--- RECORDS FOR PROCESSING ---

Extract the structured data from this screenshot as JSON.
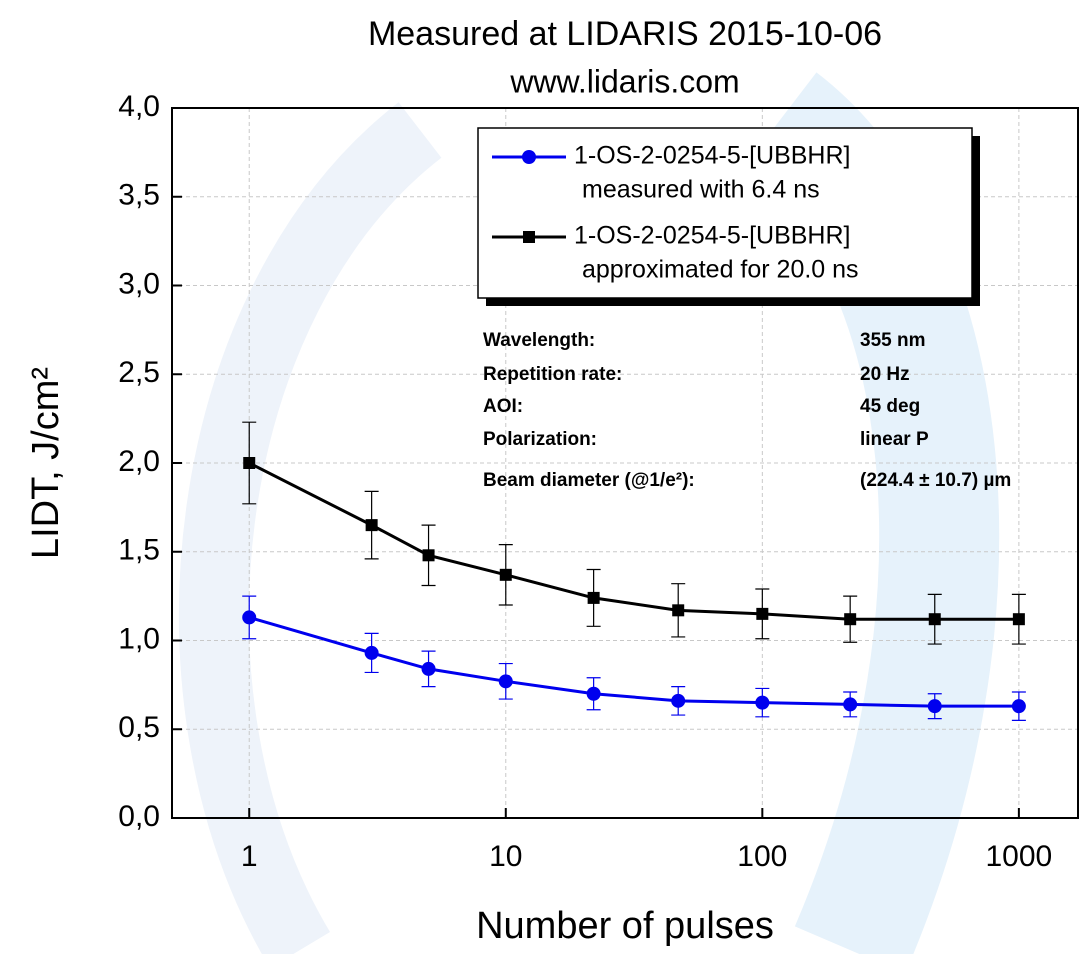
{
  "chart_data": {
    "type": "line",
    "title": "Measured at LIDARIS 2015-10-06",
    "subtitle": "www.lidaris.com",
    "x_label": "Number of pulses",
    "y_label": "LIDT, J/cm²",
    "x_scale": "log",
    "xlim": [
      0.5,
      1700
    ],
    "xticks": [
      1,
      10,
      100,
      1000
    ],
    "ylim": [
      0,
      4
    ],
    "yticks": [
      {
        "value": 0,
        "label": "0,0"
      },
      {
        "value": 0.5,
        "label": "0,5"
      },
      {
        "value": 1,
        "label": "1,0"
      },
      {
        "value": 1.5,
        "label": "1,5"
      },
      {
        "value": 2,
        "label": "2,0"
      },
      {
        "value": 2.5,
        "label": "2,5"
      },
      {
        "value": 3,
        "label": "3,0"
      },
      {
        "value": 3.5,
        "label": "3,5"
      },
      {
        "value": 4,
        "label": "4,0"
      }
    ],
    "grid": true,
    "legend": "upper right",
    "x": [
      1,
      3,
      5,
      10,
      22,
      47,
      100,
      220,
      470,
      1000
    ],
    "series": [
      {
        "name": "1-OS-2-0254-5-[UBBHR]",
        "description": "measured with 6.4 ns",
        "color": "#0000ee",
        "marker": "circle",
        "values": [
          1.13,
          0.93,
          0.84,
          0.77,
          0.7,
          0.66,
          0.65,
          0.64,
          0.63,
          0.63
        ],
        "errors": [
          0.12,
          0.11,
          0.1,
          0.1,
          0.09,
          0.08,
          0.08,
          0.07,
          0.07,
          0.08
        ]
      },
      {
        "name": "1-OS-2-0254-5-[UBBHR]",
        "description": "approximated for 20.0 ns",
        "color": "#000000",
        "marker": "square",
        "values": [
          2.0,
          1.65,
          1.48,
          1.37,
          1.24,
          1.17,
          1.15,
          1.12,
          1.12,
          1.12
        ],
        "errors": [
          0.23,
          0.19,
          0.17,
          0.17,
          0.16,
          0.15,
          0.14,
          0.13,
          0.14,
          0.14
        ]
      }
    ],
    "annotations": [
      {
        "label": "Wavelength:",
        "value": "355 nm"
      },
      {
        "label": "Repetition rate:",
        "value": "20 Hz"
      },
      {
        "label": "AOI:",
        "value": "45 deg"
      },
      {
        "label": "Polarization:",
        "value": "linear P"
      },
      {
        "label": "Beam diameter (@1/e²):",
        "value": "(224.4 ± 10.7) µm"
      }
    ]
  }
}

---

WHAT YOU HAVE TO DO:
Track down all lines above with the string "description" and copy them.

ANSWER TO THIS PROBLEM:
        "description": "measured with 6.4 ns",
        "description": "approximated for 20.0 ns",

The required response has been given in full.